What you have to do |
Select every line below containing the word "July".

-------

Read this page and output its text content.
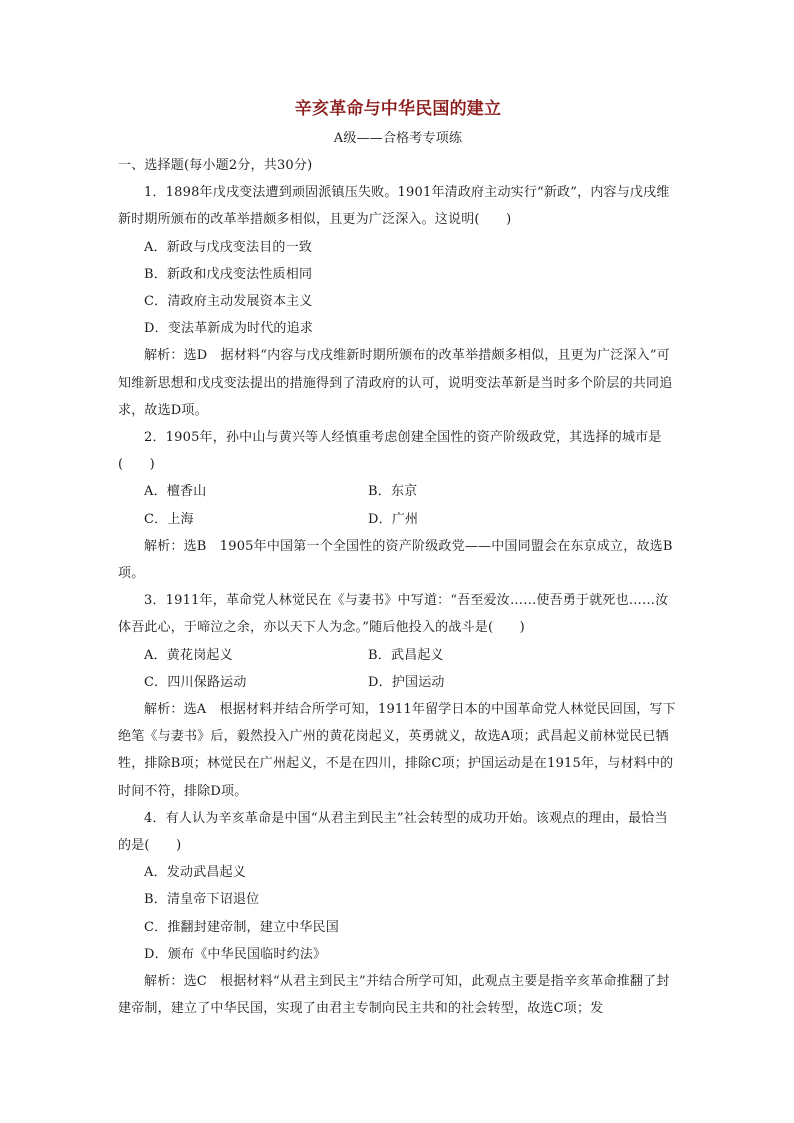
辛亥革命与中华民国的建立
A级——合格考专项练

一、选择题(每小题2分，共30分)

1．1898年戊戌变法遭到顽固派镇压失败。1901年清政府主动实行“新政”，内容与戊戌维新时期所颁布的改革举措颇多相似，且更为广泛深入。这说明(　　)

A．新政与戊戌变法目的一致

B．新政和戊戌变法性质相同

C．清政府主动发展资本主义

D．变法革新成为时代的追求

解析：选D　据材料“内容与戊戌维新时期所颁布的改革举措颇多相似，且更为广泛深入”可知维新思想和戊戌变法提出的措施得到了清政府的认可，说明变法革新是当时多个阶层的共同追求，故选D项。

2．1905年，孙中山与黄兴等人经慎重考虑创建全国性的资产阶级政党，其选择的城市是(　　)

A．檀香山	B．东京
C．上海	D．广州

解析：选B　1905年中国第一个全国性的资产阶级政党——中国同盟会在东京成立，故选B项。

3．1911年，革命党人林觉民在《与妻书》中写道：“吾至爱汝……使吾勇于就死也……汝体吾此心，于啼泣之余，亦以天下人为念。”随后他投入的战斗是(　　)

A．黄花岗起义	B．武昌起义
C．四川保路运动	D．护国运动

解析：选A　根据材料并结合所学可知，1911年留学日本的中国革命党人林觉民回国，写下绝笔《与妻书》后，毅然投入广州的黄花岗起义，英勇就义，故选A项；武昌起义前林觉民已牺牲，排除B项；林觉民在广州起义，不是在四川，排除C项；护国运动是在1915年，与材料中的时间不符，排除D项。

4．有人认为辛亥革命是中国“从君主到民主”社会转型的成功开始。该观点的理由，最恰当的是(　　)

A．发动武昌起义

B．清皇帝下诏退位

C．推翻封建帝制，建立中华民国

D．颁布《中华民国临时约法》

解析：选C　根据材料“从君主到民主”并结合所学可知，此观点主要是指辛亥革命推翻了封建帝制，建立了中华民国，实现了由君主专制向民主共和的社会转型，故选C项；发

-------

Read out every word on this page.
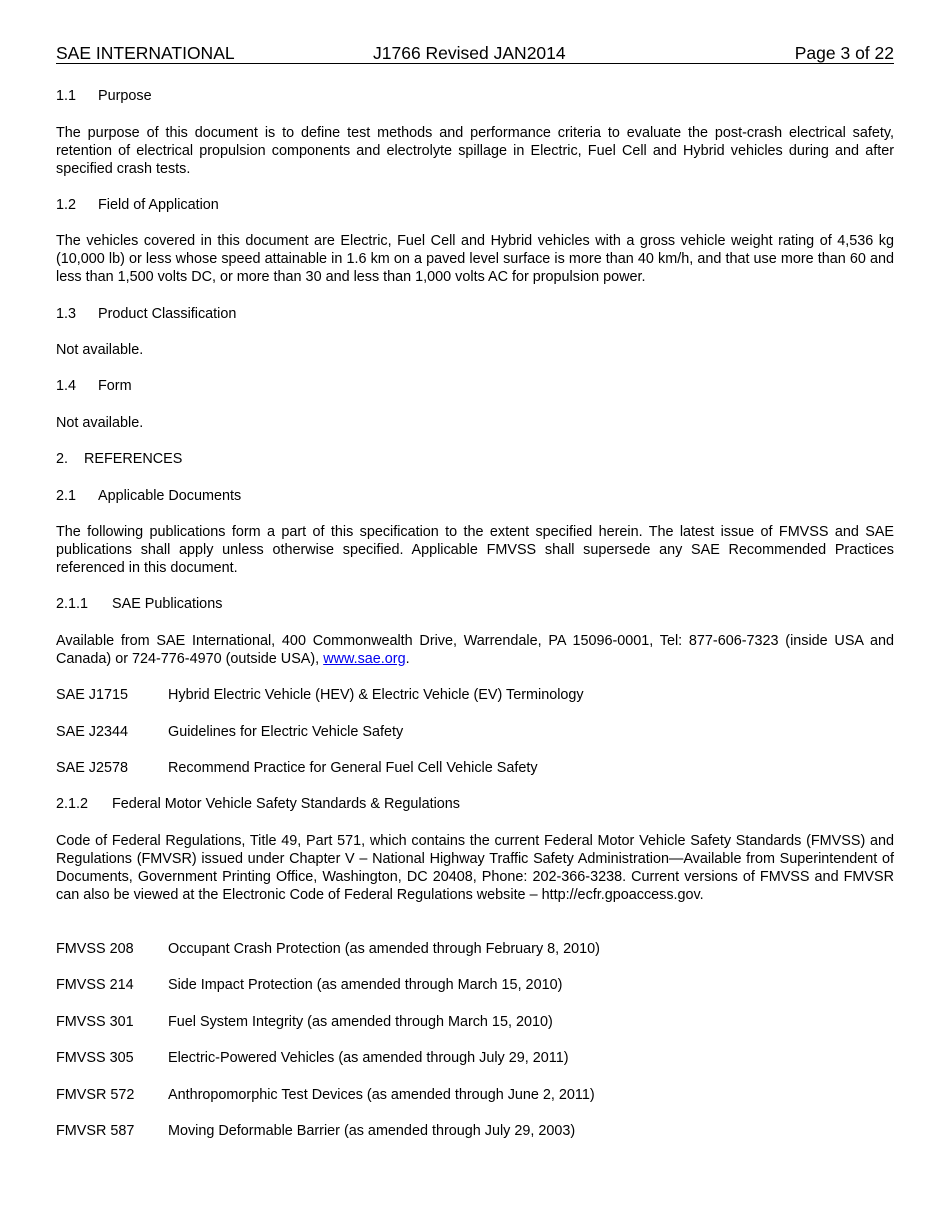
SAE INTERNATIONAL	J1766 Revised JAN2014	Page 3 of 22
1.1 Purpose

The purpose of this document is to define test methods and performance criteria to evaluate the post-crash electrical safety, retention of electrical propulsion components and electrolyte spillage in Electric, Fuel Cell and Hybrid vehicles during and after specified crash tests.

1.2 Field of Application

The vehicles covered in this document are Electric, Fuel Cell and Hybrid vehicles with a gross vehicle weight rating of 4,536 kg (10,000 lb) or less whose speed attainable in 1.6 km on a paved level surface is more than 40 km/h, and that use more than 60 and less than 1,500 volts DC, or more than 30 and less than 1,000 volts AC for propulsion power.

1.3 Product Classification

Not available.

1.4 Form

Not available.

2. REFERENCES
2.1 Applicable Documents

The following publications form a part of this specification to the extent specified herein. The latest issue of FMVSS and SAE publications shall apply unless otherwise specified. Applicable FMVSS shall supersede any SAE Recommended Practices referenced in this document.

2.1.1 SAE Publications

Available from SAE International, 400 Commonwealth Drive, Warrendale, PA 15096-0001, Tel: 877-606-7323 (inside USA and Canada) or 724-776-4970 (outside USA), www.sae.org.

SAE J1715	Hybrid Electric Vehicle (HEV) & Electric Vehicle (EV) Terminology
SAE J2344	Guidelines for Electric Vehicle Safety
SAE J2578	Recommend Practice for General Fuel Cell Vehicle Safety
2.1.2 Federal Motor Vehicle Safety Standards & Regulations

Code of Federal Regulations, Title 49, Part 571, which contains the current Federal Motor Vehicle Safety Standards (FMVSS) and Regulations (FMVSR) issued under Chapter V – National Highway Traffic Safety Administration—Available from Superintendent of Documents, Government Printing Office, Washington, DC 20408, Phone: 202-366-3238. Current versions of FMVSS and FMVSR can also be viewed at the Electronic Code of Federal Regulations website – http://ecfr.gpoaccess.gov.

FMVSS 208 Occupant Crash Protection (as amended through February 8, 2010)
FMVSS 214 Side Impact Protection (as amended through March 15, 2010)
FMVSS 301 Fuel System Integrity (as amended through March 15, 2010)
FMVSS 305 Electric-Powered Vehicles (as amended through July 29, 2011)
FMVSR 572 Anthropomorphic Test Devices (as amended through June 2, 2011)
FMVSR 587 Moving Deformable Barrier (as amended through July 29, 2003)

-------

Right answer |
FMVSS 305 Electric-Powered Vehicles (as amended through July 29, 2011)
FMVSR 587 Moving Deformable Barrier (as amended through July 29, 2003)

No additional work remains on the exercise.